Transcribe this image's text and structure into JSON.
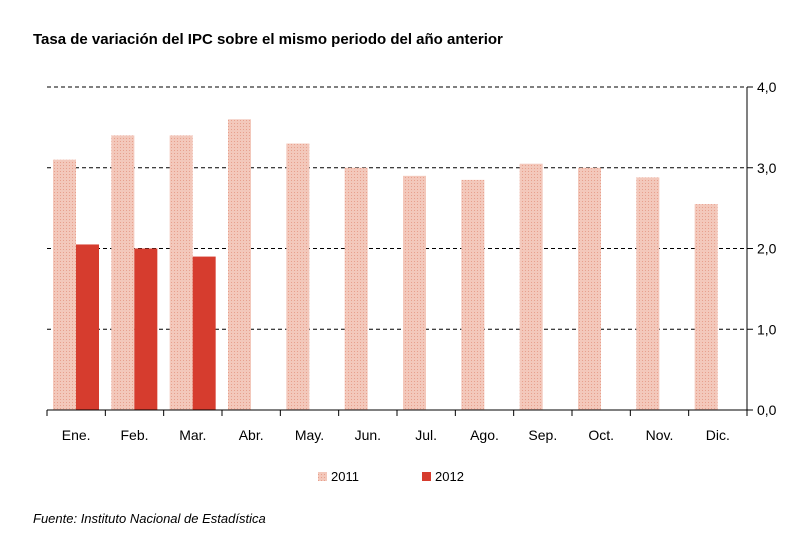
{
  "title": "Tasa de variación del IPC sobre el mismo periodo del año anterior",
  "source": "Fuente: Instituto Nacional de Estadística",
  "colors": {
    "series_2011": "#f3c8bb",
    "series_2012": "#d63c2e",
    "grid": "#000000"
  },
  "chart_data": {
    "type": "bar",
    "title": "Tasa de variación del IPC sobre el mismo periodo del año anterior",
    "categories": [
      "Ene.",
      "Feb.",
      "Mar.",
      "Abr.",
      "May.",
      "Jun.",
      "Jul.",
      "Ago.",
      "Sep.",
      "Oct.",
      "Nov.",
      "Dic."
    ],
    "series": [
      {
        "name": "2011",
        "values": [
          3.1,
          3.4,
          3.4,
          3.6,
          3.3,
          3.0,
          2.9,
          2.85,
          3.05,
          3.0,
          2.88,
          2.55
        ]
      },
      {
        "name": "2012",
        "values": [
          2.05,
          2.0,
          1.9,
          null,
          null,
          null,
          null,
          null,
          null,
          null,
          null,
          null
        ]
      }
    ],
    "ylim": [
      0,
      4
    ],
    "yticks": [
      "0,0",
      "1,0",
      "2,0",
      "3,0",
      "4,0"
    ],
    "yaxis_position": "right",
    "grid": "dashed horizontal",
    "legend_position": "bottom"
  }
}
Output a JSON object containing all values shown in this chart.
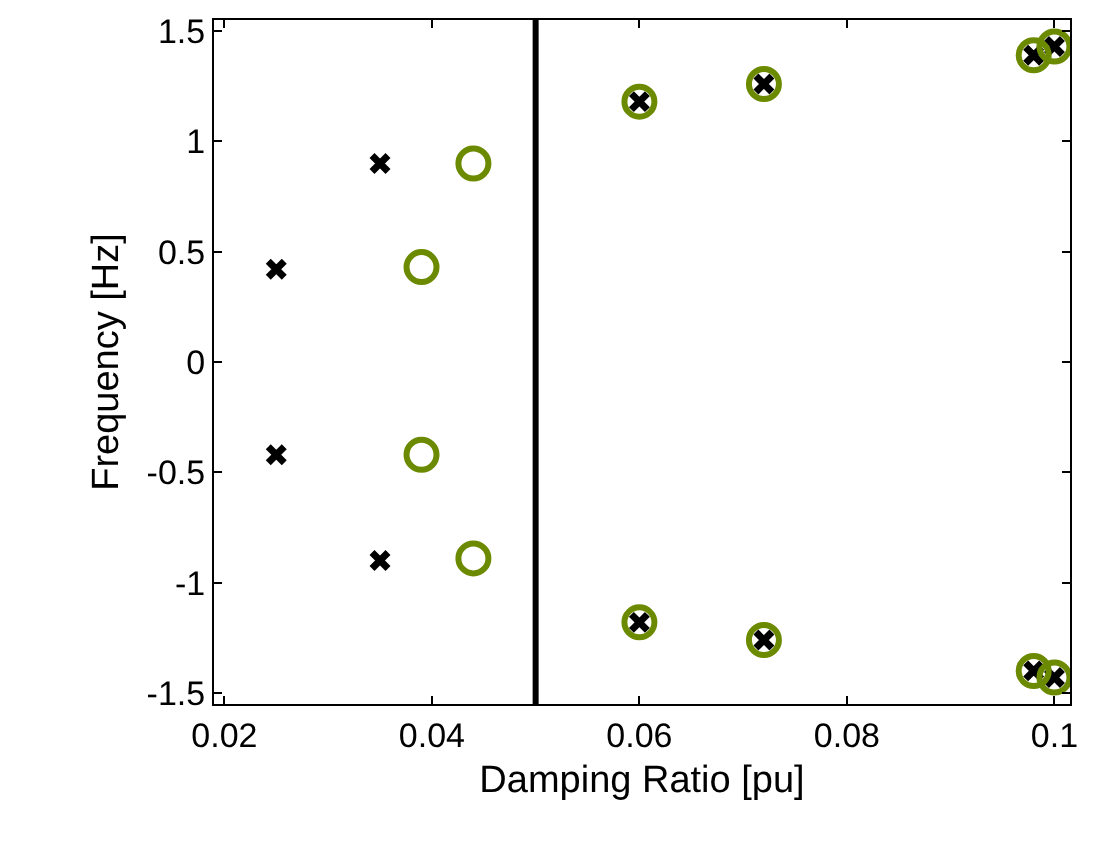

* _PROBLEM TO WORK ON_: Answer only with how many lines in the records include "grid".

* _RESPONSE FOR THIS EXERCISE_: 2